■ Problem: Transcribe all the entries word for word, skipping the pictures.

........

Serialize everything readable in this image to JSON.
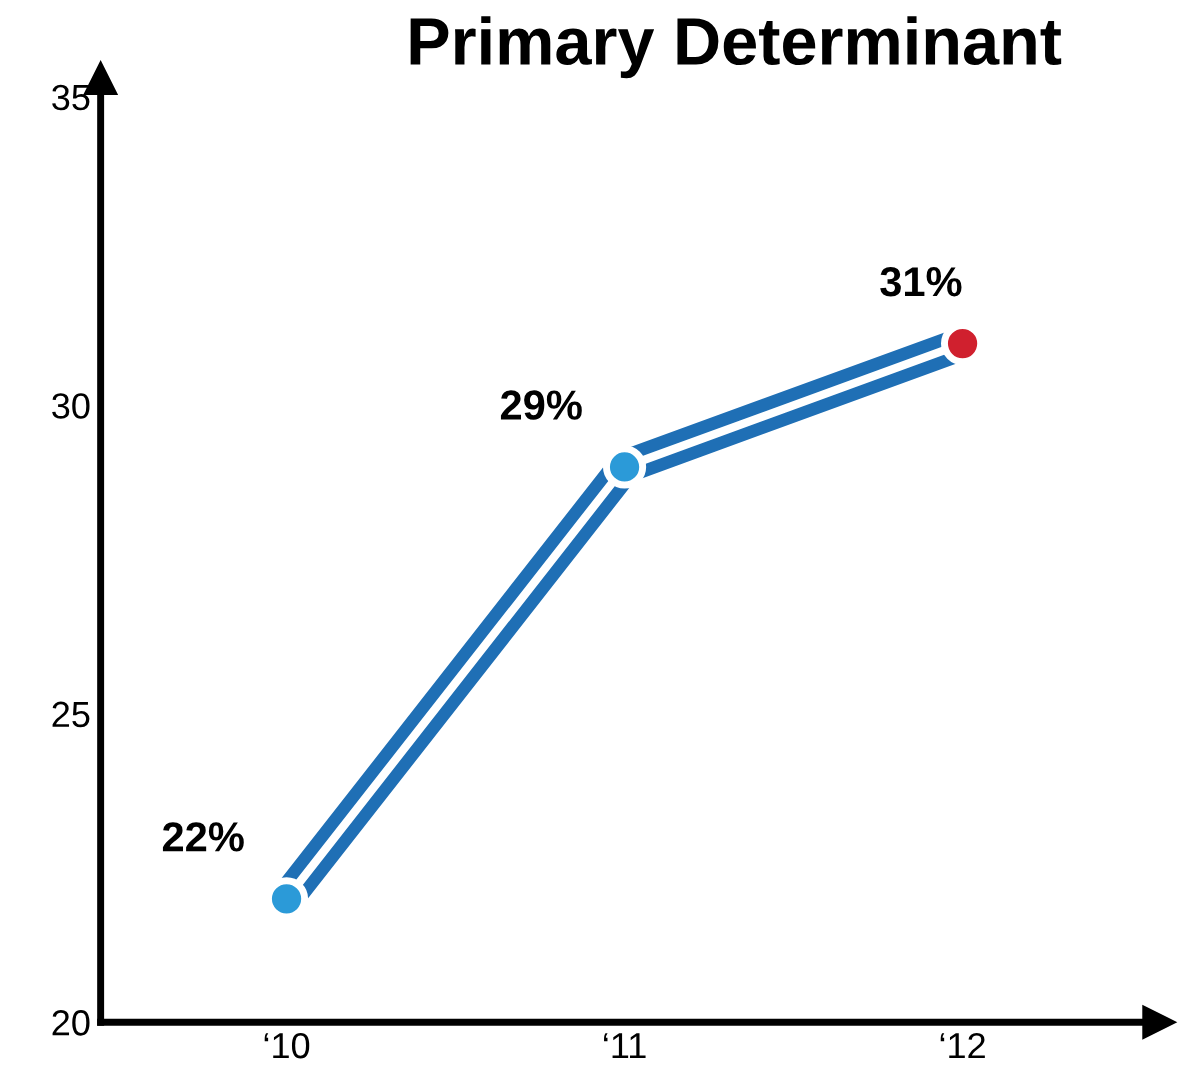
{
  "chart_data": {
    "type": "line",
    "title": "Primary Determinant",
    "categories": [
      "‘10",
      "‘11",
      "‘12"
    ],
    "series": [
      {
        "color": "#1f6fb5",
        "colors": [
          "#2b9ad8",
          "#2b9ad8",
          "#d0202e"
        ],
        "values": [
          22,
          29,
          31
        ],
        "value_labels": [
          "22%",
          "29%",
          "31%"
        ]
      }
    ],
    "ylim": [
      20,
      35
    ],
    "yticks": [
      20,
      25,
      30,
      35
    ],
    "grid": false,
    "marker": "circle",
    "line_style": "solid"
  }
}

........

■ Full answer:
Serialize everything readable in this image to JSON.
{
  "chart_data": {
    "type": "line",
    "title": "Primary Determinant",
    "categories": [
      "‘10",
      "‘11",
      "‘12"
    ],
    "series": [
      {
        "color": "#1f6fb5",
        "colors": [
          "#2b9ad8",
          "#2b9ad8",
          "#d0202e"
        ],
        "values": [
          22,
          29,
          31
        ],
        "value_labels": [
          "22%",
          "29%",
          "31%"
        ]
      }
    ],
    "ylim": [
      20,
      35
    ],
    "yticks": [
      20,
      25,
      30,
      35
    ],
    "grid": false,
    "marker": "circle",
    "line_style": "solid"
  }
}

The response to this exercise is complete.